* Start *
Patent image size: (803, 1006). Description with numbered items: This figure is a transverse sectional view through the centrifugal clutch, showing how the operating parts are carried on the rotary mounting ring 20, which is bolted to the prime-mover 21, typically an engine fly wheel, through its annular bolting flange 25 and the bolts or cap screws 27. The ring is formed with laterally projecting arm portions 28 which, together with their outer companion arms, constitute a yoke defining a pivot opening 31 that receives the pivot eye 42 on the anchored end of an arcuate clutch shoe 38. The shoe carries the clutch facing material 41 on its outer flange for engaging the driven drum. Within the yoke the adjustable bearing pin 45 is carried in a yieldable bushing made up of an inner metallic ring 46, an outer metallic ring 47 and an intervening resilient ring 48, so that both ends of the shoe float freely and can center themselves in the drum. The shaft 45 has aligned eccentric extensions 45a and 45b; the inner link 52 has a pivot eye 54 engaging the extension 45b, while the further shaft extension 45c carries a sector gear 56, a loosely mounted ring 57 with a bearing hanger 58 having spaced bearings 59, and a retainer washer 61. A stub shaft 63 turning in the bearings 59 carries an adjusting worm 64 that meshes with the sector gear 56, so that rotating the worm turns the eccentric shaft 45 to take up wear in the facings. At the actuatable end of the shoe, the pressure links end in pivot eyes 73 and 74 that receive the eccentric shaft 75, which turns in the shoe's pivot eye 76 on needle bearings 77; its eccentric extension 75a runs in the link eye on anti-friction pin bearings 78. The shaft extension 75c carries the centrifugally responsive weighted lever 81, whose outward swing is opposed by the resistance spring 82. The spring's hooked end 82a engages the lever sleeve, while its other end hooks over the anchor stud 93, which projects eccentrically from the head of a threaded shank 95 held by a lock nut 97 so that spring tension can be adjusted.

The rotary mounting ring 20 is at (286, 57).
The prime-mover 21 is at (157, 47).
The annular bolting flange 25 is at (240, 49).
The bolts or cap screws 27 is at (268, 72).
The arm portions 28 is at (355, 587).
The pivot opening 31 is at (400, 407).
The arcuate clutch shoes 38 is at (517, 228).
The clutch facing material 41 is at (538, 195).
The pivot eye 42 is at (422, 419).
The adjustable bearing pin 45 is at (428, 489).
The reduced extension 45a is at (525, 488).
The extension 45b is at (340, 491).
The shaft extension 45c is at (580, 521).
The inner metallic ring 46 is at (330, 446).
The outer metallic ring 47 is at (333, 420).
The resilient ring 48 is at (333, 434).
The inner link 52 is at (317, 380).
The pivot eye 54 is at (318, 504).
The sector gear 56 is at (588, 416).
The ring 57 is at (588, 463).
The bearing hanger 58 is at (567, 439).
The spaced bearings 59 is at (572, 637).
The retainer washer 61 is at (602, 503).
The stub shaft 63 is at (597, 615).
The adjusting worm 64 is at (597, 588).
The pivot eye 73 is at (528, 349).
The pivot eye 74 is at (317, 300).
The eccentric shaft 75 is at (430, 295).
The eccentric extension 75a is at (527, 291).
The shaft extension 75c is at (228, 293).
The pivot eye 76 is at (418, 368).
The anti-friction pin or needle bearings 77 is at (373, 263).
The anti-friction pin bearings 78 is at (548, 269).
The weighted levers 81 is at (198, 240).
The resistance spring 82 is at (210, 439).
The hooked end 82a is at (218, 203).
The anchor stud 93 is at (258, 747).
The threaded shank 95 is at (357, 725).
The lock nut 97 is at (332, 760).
* End *
* Task to complete *
Please convert the stretch of material from its start through the line containing "The annular bolting" into a JSON list of strings, with one string per line and blank lines omitted.

* Worked answer *
[
  "Patent image size: (803, 1006). Description with numbered items: This figure is a transverse sectional view through the centrifugal clutch, showing how the operating parts are carried on the rotary mounting ring 20, which is bolted to the prime-mover 21, typically an engine fly wheel, through its annular bolting flange 25 and the bolts or cap screws 27. The ring is formed with laterally projecting arm portions 28 which, together with their outer companion arms, constitute a yoke defining a pivot opening 31 that receives the pivot eye 42 on the anchored end of an arcuate clutch shoe 38. The shoe carries the clutch facing material 41 on its outer flange for engaging the driven drum. Within the yoke the adjustable bearing pin 45 is carried in a yieldable bushing made up of an inner metallic ring 46, an outer metallic ring 47 and an intervening resilient ring 48, so that both ends of the shoe float freely and can center themselves in the drum. The shaft 45 has aligned eccentric extensions 45a and 45b; the inner link 52 has a pivot eye 54 engaging the extension 45b, while the further shaft extension 45c carries a sector gear 56, a loosely mounted ring 57 with a bearing hanger 58 having spaced bearings 59, and a retainer washer 61. A stub shaft 63 turning in the bearings 59 carries an adjusting worm 64 that meshes with the sector gear 56, so that rotating the worm turns the eccentric shaft 45 to take up wear in the facings. At the actuatable end of the shoe, the pressure links end in pivot eyes 73 and 74 that receive the eccentric shaft 75, which turns in the shoe's pivot eye 76 on needle bearings 77; its eccentric extension 75a runs in the link eye on anti-friction pin bearings 78. The shaft extension 75c carries the centrifugally responsive weighted lever 81, whose outward swing is opposed by the resistance spring 82. The spring's hooked end 82a engages the lever sleeve, while its other end hooks over the anchor stud 93, which projects eccentrically from the head of a threaded shank 95 held by a lock nut 97 so that spring tension can be adjusted.",
  "The rotary mounting ring 20 is at (286, 57).",
  "The prime-mover 21 is at (157, 47).",
  "The annular bolting flange 25 is at (240, 49)."
]